Document extract:
A Boring Invisible Braces Lawsuit that Could Have Resurrected SOPA Dies Again
A federal court ruled that “articles” don’t include internet downloads.
Back in August I wrote about ClearCorrect v. ITC, a boring case about invisible braces that could have resurrected portions of SOPA.
On Tuesday, the Federal Circuit ruled that the International Trade Commission (ITC) lacks authority over internet downloads, and the opinion was about as blistering as a 35-page ruling on administrative law could be.
The question was whether the commission, which was formed to regulate "articles" crossing the border, had any authority over electronic transmissions like digital downloads.
"[C]ommonsense dictates that there is a fundamental difference between electronic transmissions and 'material things,'" wrote Chief Judge Prost. The decision cited eight different dictionaries from the 1920s and 1930s to prove that people in 1930 didn't think the word "articles" included electronic transmissions.
On top of that, said the appeals court, the ITC was so bad at "cit[ing] evidence correctly" that the decision was too "unreasonable" to be upheld.
The case is about a federal agency that deals primarily with counterfeit goods suddenly having the power to force internet service providers to block websites
"In sum," the the Federal Circuit concluded, "the Commission repeatedly and unreasonably erred in its analysis of the term 'article.'"

Dataset extract:
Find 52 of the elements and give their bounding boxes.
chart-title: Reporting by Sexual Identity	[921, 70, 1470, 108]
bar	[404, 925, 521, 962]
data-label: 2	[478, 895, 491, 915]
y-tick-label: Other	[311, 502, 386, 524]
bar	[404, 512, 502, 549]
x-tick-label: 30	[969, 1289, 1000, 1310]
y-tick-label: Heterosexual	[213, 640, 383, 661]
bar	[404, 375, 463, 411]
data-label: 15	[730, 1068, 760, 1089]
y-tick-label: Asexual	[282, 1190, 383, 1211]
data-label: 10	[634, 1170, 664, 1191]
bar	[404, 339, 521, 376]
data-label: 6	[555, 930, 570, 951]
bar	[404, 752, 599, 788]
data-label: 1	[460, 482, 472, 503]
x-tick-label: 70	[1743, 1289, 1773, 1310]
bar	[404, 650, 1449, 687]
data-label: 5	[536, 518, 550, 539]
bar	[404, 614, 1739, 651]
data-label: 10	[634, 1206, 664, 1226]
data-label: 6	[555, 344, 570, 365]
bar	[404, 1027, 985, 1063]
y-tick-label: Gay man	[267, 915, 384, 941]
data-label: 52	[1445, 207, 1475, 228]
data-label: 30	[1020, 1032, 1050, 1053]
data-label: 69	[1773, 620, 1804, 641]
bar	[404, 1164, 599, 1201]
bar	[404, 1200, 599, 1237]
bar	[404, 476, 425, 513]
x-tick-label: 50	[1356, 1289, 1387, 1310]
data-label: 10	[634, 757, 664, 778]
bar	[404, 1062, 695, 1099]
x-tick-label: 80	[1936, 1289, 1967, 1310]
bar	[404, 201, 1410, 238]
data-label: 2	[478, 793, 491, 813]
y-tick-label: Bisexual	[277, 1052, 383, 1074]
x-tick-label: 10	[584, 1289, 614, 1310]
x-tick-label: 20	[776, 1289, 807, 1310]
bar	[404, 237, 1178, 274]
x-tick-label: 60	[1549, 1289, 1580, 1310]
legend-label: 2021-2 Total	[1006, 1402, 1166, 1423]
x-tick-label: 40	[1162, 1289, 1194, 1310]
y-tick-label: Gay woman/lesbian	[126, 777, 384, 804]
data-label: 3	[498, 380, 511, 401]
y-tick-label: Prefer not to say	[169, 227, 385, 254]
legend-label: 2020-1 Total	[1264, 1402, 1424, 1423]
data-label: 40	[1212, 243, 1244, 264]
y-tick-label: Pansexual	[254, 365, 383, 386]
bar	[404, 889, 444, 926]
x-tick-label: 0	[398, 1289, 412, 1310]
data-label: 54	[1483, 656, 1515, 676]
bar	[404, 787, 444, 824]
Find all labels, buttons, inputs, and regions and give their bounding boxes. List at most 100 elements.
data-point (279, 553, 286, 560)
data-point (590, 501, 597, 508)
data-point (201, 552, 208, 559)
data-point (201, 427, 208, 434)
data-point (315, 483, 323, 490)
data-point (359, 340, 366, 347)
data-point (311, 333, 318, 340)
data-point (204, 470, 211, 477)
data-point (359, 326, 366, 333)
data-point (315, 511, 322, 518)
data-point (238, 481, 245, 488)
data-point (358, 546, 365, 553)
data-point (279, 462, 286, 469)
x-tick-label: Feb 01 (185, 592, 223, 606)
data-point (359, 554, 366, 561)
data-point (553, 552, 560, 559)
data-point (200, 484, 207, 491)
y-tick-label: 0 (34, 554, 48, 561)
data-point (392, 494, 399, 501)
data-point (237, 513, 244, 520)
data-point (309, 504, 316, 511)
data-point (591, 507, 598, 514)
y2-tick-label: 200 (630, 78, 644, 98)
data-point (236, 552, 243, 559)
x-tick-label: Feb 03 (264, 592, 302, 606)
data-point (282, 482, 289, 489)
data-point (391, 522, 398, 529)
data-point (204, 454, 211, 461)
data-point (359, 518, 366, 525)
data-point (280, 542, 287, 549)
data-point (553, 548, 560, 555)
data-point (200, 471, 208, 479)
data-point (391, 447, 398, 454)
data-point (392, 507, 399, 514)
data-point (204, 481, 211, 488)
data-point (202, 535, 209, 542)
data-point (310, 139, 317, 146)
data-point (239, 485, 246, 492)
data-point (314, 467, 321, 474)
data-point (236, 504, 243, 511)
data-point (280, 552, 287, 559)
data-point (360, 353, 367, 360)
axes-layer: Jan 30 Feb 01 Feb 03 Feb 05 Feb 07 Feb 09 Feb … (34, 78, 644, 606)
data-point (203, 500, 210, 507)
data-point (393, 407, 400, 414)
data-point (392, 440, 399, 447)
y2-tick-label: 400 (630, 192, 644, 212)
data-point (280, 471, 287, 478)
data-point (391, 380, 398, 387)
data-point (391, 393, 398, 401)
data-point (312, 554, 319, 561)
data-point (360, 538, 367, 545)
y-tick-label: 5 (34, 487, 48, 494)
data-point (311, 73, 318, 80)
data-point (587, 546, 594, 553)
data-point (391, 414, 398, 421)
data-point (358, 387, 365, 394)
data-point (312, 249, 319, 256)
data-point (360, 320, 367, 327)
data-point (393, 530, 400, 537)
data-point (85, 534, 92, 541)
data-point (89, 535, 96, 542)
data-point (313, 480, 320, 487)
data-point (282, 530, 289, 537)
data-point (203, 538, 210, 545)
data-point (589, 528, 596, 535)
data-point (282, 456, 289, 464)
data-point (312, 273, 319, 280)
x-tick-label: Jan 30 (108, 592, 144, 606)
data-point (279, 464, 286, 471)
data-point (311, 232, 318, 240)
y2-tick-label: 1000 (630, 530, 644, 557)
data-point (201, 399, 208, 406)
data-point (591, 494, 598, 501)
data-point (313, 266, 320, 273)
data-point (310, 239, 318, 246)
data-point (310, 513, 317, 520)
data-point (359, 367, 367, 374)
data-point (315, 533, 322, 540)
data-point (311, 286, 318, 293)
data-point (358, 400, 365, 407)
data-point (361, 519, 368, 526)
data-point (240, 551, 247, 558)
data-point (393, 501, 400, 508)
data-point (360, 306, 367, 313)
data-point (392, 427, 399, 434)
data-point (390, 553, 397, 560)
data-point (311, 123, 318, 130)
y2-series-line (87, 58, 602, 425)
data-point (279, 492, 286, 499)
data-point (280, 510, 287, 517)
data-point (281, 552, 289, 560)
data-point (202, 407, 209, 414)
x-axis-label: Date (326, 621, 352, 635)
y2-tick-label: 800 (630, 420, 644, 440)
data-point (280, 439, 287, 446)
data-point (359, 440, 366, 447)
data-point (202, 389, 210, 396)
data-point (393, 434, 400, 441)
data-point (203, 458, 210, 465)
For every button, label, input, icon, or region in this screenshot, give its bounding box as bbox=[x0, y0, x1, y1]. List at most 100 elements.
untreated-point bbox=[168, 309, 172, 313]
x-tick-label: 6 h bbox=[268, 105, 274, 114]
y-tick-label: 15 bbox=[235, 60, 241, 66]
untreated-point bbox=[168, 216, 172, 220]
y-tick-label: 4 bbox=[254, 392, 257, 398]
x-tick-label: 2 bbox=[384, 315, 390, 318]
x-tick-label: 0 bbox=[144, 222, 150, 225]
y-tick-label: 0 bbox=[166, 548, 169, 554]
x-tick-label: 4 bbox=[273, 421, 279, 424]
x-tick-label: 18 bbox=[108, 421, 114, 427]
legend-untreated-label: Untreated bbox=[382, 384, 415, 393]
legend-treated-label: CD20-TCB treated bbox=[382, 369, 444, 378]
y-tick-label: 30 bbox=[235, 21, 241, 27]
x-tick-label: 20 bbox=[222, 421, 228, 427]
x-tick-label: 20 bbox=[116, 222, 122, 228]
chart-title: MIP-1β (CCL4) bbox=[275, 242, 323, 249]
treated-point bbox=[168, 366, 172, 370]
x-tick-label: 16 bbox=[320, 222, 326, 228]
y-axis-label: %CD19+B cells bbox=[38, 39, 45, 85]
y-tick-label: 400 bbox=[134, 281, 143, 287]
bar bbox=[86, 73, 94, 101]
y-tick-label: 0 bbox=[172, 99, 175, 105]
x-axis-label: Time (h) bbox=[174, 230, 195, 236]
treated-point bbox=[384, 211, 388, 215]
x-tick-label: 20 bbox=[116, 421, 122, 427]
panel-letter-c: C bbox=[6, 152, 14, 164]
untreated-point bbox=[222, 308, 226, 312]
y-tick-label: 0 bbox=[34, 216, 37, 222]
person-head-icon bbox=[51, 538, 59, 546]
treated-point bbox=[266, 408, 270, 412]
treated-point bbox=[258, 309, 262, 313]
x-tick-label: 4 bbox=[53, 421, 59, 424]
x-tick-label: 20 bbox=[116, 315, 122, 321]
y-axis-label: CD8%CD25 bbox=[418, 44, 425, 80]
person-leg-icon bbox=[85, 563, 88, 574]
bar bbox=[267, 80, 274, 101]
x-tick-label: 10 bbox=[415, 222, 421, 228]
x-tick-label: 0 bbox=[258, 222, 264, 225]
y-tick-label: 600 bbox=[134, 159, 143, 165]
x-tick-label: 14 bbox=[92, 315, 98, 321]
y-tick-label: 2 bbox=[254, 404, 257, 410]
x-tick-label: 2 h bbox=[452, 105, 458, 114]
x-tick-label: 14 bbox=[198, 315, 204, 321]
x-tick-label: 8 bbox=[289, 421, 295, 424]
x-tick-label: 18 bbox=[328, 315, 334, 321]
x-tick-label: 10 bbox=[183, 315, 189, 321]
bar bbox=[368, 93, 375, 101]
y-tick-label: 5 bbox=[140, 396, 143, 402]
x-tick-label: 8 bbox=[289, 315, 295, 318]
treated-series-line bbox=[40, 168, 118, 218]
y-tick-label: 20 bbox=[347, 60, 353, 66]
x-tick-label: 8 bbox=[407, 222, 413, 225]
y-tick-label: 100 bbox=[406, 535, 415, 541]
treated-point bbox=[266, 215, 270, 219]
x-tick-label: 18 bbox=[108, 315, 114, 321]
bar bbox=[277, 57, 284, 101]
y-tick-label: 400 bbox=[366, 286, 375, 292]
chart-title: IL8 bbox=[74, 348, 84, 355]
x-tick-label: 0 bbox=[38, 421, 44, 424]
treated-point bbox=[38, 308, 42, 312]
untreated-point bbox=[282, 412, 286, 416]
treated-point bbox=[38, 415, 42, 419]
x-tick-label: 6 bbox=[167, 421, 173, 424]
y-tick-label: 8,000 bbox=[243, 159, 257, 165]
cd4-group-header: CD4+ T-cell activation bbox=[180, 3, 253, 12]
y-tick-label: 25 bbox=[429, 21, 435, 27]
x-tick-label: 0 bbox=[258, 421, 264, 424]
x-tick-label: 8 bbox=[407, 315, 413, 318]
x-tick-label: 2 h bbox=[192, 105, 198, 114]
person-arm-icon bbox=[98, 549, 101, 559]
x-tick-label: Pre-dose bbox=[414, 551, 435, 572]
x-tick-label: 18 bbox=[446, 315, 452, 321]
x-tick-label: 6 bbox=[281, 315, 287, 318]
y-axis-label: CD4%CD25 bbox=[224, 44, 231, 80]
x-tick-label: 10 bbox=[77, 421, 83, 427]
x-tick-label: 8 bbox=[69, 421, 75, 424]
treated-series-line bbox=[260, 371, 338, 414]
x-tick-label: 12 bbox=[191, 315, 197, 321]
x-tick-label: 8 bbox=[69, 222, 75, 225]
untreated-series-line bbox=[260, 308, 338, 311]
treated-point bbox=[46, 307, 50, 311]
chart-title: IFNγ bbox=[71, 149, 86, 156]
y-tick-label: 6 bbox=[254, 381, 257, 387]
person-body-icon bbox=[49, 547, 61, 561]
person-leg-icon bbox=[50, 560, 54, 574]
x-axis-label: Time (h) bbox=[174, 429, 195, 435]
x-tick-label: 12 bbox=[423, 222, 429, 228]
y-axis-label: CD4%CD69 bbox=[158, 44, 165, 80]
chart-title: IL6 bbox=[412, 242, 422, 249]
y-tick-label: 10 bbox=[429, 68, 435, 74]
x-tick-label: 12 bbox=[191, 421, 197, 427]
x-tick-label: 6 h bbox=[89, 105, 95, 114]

Work request 1: In the braces lawsuit article, how many dictionaries did the decision cite to show what "articles" meant around 1930?
Work request 2: Reproduce word for word the part of the braces lawsuit article starting with "A Boring Invisible" and going on through "portions of SOPA.".
Work request 3: Shorten the paragraph of the braces lawsuit article that begins "On Tuesday, the Federal Circuit ruled" to a single brief sentence that keeps its main facts.

Response 1: Eight dictionaries from the 1920s and 1930s.

Response 2:
A Boring Invisible Braces Lawsuit that Could Have Resurrected SOPA Dies Again
A federal court ruled that “articles” don’t include internet downloads.
Back in August I wrote about ClearCorrect v. ITC, a boring case about invisible braces that could have resurrected portions of SOPA.

Response 3: On Tuesday, the Federal Circuit held in a blistering 35-page administrative law opinion that the International Trade Commission (ITC) has no authority over internet downloads.